[Layout dataset entries]
%%

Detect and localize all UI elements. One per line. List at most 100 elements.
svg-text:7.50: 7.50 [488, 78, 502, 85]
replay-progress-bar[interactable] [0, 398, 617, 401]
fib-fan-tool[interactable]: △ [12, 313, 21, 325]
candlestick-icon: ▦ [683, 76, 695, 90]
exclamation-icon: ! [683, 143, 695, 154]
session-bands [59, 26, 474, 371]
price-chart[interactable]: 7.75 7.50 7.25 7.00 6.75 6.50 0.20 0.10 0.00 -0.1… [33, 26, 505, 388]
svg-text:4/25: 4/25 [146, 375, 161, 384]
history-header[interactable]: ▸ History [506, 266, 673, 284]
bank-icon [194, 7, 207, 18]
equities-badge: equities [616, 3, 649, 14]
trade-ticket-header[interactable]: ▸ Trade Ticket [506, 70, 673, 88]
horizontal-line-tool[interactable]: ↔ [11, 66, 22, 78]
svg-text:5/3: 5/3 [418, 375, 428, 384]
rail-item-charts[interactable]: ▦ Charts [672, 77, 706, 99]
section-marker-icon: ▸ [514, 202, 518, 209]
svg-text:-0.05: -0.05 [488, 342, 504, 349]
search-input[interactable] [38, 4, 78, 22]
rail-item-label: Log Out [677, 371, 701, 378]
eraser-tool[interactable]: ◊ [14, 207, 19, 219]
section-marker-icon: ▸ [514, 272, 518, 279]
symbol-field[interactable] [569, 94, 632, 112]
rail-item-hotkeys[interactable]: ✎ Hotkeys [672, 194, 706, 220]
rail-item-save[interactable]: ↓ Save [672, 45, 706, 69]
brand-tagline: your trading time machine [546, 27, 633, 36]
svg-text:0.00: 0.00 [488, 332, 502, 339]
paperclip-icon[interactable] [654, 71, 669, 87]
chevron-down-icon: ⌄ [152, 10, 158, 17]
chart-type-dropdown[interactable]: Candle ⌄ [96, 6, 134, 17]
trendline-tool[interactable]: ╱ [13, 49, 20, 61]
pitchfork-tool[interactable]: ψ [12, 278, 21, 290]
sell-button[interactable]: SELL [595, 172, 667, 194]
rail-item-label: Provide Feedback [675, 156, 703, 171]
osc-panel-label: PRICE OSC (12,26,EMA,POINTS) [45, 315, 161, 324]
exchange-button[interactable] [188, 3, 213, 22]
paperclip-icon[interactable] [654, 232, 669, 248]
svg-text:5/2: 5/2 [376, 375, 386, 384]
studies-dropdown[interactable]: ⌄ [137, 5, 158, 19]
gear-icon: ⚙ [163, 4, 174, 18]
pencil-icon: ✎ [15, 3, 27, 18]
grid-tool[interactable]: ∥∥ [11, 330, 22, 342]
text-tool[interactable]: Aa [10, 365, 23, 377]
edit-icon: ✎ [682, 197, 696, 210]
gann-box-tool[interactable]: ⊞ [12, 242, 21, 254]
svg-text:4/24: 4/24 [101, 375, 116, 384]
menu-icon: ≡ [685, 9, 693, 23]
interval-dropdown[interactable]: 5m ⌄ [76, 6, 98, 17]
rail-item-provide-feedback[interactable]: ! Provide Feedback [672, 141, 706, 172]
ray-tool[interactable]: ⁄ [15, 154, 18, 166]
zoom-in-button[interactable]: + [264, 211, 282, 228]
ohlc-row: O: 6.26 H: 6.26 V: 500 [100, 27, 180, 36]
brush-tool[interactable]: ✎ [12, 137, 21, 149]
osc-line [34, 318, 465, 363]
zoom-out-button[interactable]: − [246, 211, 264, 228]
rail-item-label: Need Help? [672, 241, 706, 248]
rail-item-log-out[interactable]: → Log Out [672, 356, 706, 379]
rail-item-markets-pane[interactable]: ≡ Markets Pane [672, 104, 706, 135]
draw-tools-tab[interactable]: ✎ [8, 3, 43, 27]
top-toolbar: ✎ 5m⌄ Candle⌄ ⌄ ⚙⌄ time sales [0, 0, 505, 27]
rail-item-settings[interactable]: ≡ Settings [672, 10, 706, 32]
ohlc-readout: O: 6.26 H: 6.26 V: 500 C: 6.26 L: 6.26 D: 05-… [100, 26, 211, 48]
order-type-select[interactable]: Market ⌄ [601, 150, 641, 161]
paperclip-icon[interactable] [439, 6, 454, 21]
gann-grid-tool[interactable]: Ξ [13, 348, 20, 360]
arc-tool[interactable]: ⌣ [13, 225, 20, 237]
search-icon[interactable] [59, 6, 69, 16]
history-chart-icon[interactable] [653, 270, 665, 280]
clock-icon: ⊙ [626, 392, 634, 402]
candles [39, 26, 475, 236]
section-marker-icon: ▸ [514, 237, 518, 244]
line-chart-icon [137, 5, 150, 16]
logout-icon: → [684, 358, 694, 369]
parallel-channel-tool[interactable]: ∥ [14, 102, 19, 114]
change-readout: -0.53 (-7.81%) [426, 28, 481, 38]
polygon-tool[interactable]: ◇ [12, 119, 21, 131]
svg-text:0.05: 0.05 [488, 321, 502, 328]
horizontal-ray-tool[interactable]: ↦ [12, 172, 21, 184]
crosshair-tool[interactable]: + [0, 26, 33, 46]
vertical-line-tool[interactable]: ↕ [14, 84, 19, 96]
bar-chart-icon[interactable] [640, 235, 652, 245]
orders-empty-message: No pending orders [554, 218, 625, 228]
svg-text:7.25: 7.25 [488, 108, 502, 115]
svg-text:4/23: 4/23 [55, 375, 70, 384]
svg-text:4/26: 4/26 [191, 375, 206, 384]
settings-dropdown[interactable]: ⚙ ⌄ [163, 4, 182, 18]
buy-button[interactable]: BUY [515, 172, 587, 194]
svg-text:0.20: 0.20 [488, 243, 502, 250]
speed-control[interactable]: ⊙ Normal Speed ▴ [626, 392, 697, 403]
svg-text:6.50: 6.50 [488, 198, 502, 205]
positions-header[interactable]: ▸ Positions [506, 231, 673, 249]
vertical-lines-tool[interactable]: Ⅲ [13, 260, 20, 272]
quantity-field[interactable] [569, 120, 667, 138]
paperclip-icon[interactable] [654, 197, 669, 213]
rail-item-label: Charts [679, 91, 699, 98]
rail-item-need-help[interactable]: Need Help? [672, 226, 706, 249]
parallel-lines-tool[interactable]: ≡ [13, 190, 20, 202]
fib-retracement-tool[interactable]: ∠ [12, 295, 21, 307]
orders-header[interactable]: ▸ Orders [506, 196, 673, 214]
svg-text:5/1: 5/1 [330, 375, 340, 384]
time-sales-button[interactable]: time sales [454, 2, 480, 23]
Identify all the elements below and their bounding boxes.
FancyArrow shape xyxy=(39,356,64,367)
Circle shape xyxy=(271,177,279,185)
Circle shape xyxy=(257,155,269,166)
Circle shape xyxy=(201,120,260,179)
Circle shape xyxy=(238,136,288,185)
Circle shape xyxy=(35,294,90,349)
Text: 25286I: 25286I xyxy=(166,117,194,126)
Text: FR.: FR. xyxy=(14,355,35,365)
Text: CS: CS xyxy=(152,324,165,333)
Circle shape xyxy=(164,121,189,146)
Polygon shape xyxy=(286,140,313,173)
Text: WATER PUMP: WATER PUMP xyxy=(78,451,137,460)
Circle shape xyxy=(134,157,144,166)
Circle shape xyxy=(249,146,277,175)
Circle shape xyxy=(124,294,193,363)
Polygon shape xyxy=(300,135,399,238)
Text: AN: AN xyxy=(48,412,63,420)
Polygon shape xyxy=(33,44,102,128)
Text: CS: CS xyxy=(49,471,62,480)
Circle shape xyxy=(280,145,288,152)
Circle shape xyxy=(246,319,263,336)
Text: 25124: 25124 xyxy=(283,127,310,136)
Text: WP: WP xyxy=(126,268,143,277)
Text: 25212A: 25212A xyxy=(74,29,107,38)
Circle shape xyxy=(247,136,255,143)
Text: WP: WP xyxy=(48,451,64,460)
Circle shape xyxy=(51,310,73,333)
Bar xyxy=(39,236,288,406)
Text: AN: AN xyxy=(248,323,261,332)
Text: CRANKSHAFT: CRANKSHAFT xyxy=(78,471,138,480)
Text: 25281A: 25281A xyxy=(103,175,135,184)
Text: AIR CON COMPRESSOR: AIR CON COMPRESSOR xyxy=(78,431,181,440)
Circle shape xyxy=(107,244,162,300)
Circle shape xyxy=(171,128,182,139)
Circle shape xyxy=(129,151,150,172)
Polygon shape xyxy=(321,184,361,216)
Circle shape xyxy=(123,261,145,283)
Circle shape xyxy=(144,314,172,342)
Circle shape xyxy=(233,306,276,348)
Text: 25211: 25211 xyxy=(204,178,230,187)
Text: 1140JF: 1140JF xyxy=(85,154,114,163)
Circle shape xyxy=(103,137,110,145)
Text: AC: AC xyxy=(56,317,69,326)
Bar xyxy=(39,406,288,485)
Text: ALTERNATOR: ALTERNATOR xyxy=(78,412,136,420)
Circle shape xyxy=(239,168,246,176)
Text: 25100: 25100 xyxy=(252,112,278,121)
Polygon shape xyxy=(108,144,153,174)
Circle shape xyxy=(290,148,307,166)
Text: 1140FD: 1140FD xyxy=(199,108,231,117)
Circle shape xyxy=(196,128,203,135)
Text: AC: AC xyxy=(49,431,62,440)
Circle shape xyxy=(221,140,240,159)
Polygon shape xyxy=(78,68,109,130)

%%

To be done: Rewrite the lines from the start of the entries through the line containing "bank-icon [194, 7, 207, 18]", switching "exclamation-icon" to "warning-icon" and keeping everything else unchanged.

Correct result:
Detect and localize all UI elements. One per line. List at most 100 elements.
svg-text:7.50: 7.50 [488, 78, 502, 85]
replay-progress-bar[interactable] [0, 398, 617, 401]
fib-fan-tool[interactable]: △ [12, 313, 21, 325]
candlestick-icon: ▦ [683, 76, 695, 90]
warning-icon: ! [683, 143, 695, 154]
session-bands [59, 26, 474, 371]
price-chart[interactable]: 7.75 7.50 7.25 7.00 6.75 6.50 0.20 0.10 0.00 -0.1… [33, 26, 505, 388]
svg-text:4/25: 4/25 [146, 375, 161, 384]
history-header[interactable]: ▸ History [506, 266, 673, 284]
bank-icon [194, 7, 207, 18]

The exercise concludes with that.